Set exercise: Write out each record below exactly as it appears, with no pictures.

Excerpted data:
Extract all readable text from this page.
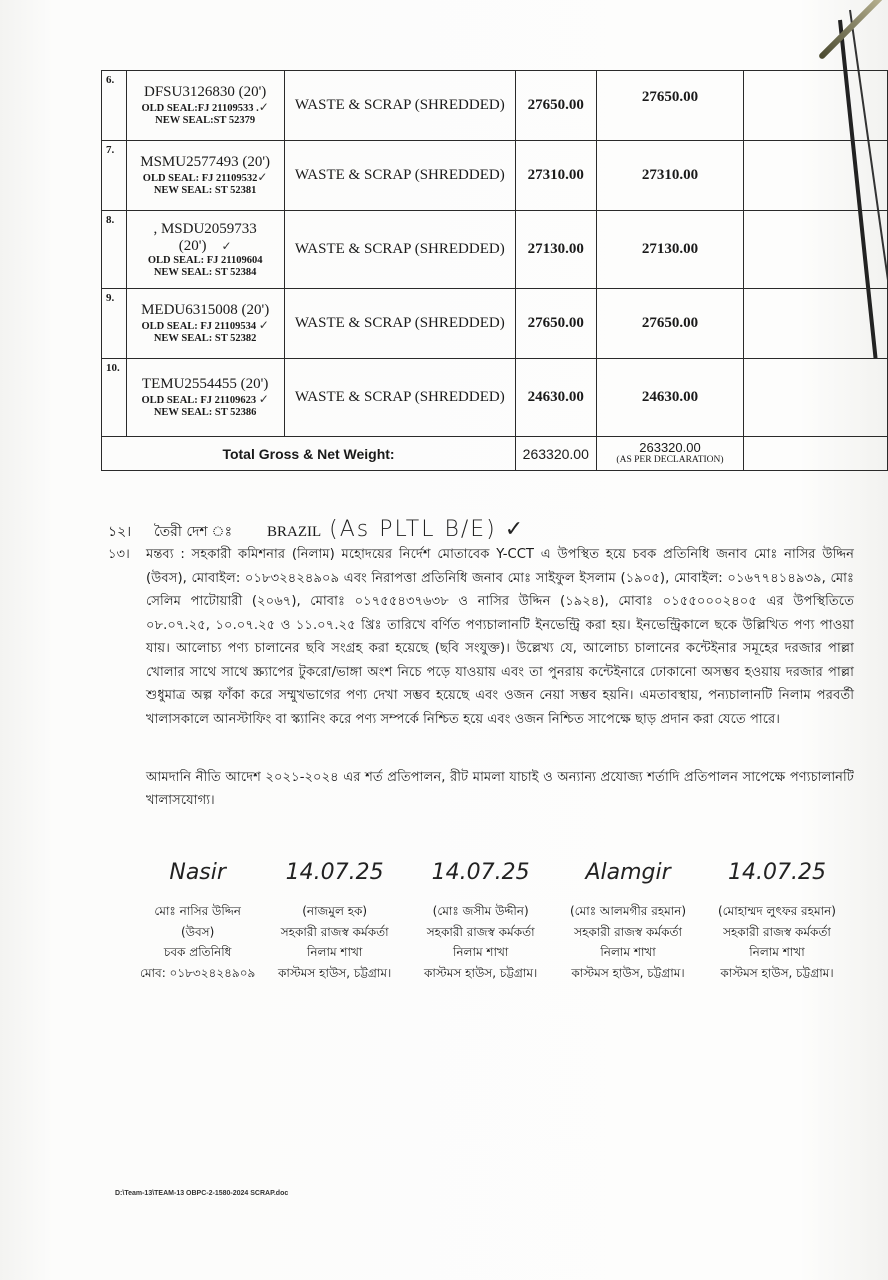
6.	DFSU3126830 (20')
OLD SEAL:FJ 21109533 .✓
NEW SEAL:ST 52379	WASTE & SCRAP (SHREDDED)	27650.00	27650.00	
7.	MSMU2577493 (20')
OLD SEAL: FJ 21109532✓
NEW SEAL: ST 52381	WASTE & SCRAP (SHREDDED)	27310.00	27310.00	
8.	, MSDU2059733
(20') ✓
OLD SEAL: FJ 21109604
NEW SEAL: ST 52384	WASTE & SCRAP (SHREDDED)	27130.00	27130.00	
9.	MEDU6315008 (20')
OLD SEAL: FJ 21109534 ✓
NEW SEAL: ST 52382	WASTE & SCRAP (SHREDDED)	27650.00	27650.00	
10.	TEMU2554455 (20')
OLD SEAL: FJ 21109623 ✓
NEW SEAL: ST 52386	WASTE & SCRAP (SHREDDED)	24630.00	24630.00	
Total Gross & Net Weight:			263320.00	263320.00
(AS PER DECLARATION)	

১২। তৈরী দেশ ঃ BRAZIL (As PLTL B/E) ✓
১৩। মন্তব্য : সহকারী কমিশনার (নিলাম) মহোদয়ের নির্দেশ মোতাবেক Y-CCT এ উপস্থিত হয়ে চবক প্রতিনিধি জনাব মোঃ নাসির উদ্দিন (উবস), মোবাইল: ০১৮৩২৪২৪৯০৯ এবং নিরাপত্তা প্রতিনিধি জনাব মোঃ সাইফুল ইসলাম (১৯০৫), মোবাইল: ০১৬৭৭৪১৪৯৩৯, মোঃ সেলিম পাটোয়ারী (২০৬৭), মোবাঃ ০১৭৫৫৪৩৭৬৩৮ ও নাসির উদ্দিন (১৯২৪), মোবাঃ ০১৫৫০০০২৪০৫ এর উপস্থিতিতে ০৮.০৭.২৫, ১০.০৭.২৫ ও ১১.০৭.২৫ খ্রিঃ তারিখে বর্ণিত পণ্যচালানটি ইনভেন্ট্রি করা হয়। ইনভেন্ট্রিকালে ছকে উল্লিখিত পণ্য পাওয়া যায়। আলোচ্য পণ্য চালানের ছবি সংগ্রহ করা হয়েছে (ছবি সংযুক্ত)। উল্লেখ্য যে, আলোচ্য চালানের কন্টেইনার সমূহের দরজার পাল্লা খোলার সাথে সাথে স্ক্র্যাপের টুকরো/ভাঙ্গা অংশ নিচে পড়ে যাওয়ায় এবং তা পুনরায় কন্টেইনারে ঢোকানো অসম্ভব হওয়ায় দরজার পাল্লা শুধুমাত্র অল্প ফাঁকা করে সম্মুখভাগের পণ্য দেখা সম্ভব হয়েছে এবং ওজন নেয়া সম্ভব হয়নি। এমতাবস্থায়, পন্যচালানটি নিলাম পরবর্তী খালাসকালে আনস্টাফিং বা স্ক্যানিং করে পণ্য সম্পর্কে নিশ্চিত হয়ে এবং ওজন নিশ্চিত সাপেক্ষে ছাড় প্রদান করা যেতে পারে।
আমদানি নীতি আদেশ ২০২১-২০২৪ এর শর্ত প্রতিপালন, রীট মামলা যাচাই ও অন্যান্য প্রযোজ্য শর্তাদি প্রতিপালন সাপেক্ষে পণ্যচালানটি খালাসযোগ্য।
Nasir
মোঃ নাসির উদ্দিন
(উবস)
চবক প্রতিনিধি
মোব: ০১৮৩২৪২৪৯০৯
14.07.25
(নাজমুল হক)
সহকারী রাজস্ব কর্মকর্তা
নিলাম শাখা
কাস্টমস হাউস, চট্টগ্রাম।
14.07.25
(মোঃ জসীম উদ্দীন)
সহকারী রাজস্ব কর্মকর্তা
নিলাম শাখা
কাস্টমস হাউস, চট্টগ্রাম।
Alamgir
(মোঃ আলমগীর রহমান)
সহকারী রাজস্ব কর্মকর্তা
নিলাম শাখা
কাস্টমস হাউস, চট্টগ্রাম।
14.07.25
(মোহাম্মদ লুৎফর রহমান)
সহকারী রাজস্ব কর্মকর্তা
নিলাম শাখা
কাস্টমস হাউস, চট্টগ্রাম।
D:\Team-13\TEAM-13 OBPC-2-1580-2024 SCRAP.doc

Finished exercise:
Extract all readable text from this page.
6.	DFSU3126830 (20')
OLD SEAL:FJ 21109533 .✓
NEW SEAL:ST 52379	WASTE & SCRAP (SHREDDED)	27650.00	27650.00	
7.	MSMU2577493 (20')
OLD SEAL: FJ 21109532✓
NEW SEAL: ST 52381	WASTE & SCRAP (SHREDDED)	27310.00	27310.00	
8.	, MSDU2059733
(20') ✓
OLD SEAL: FJ 21109604
NEW SEAL: ST 52384	WASTE & SCRAP (SHREDDED)	27130.00	27130.00	
9.	MEDU6315008 (20')
OLD SEAL: FJ 21109534 ✓
NEW SEAL: ST 52382	WASTE & SCRAP (SHREDDED)	27650.00	27650.00	
10.	TEMU2554455 (20')
OLD SEAL: FJ 21109623 ✓
NEW SEAL: ST 52386	WASTE & SCRAP (SHREDDED)	24630.00	24630.00	
Total Gross & Net Weight:			263320.00	263320.00
(AS PER DECLARATION)	

১২। তৈরী দেশ ঃ BRAZIL (As PLTL B/E) ✓
১৩। মন্তব্য : সহকারী কমিশনার (নিলাম) মহোদয়ের নির্দেশ মোতাবেক Y-CCT এ উপস্থিত হয়ে চবক প্রতিনিধি জনাব মোঃ নাসির উদ্দিন (উবস), মোবাইল: ০১৮৩২৪২৪৯০৯ এবং নিরাপত্তা প্রতিনিধি জনাব মোঃ সাইফুল ইসলাম (১৯০৫), মোবাইল: ০১৬৭৭৪১৪৯৩৯, মোঃ সেলিম পাটোয়ারী (২০৬৭), মোবাঃ ০১৭৫৫৪৩৭৬৩৮ ও নাসির উদ্দিন (১৯২৪), মোবাঃ ০১৫৫০০০২৪০৫ এর উপস্থিতিতে ০৮.০৭.২৫, ১০.০৭.২৫ ও ১১.০৭.২৫ খ্রিঃ তারিখে বর্ণিত পণ্যচালানটি ইনভেন্ট্রি করা হয়। ইনভেন্ট্রিকালে ছকে উল্লিখিত পণ্য পাওয়া যায়। আলোচ্য পণ্য চালানের ছবি সংগ্রহ করা হয়েছে (ছবি সংযুক্ত)। উল্লেখ্য যে, আলোচ্য চালানের কন্টেইনার সমূহের দরজার পাল্লা খোলার সাথে সাথে স্ক্র্যাপের টুকরো/ভাঙ্গা অংশ নিচে পড়ে যাওয়ায় এবং তা পুনরায় কন্টেইনারে ঢোকানো অসম্ভব হওয়ায় দরজার পাল্লা শুধুমাত্র অল্প ফাঁকা করে সম্মুখভাগের পণ্য দেখা সম্ভব হয়েছে এবং ওজন নেয়া সম্ভব হয়নি। এমতাবস্থায়, পন্যচালানটি নিলাম পরবর্তী খালাসকালে আনস্টাফিং বা স্ক্যানিং করে পণ্য সম্পর্কে নিশ্চিত হয়ে এবং ওজন নিশ্চিত সাপেক্ষে ছাড় প্রদান করা যেতে পারে।
আমদানি নীতি আদেশ ২০২১-২০২৪ এর শর্ত প্রতিপালন, রীট মামলা যাচাই ও অন্যান্য প্রযোজ্য শর্তাদি প্রতিপালন সাপেক্ষে পণ্যচালানটি খালাসযোগ্য।
Nasir
মোঃ নাসির উদ্দিন
(উবস)
চবক প্রতিনিধি
মোব: ০১৮৩২৪২৪৯০৯
14.07.25
(নাজমুল হক)
সহকারী রাজস্ব কর্মকর্তা
নিলাম শাখা
কাস্টমস হাউস, চট্টগ্রাম।
14.07.25
(মোঃ জসীম উদ্দীন)
সহকারী রাজস্ব কর্মকর্তা
নিলাম শাখা
কাস্টমস হাউস, চট্টগ্রাম।
Alamgir
(মোঃ আলমগীর রহমান)
সহকারী রাজস্ব কর্মকর্তা
নিলাম শাখা
কাস্টমস হাউস, চট্টগ্রাম।
14.07.25
(মোহাম্মদ লুৎফর রহমান)
সহকারী রাজস্ব কর্মকর্তা
নিলাম শাখা
কাস্টমস হাউস, চট্টগ্রাম।
D:\Team-13\TEAM-13 OBPC-2-1580-2024 SCRAP.doc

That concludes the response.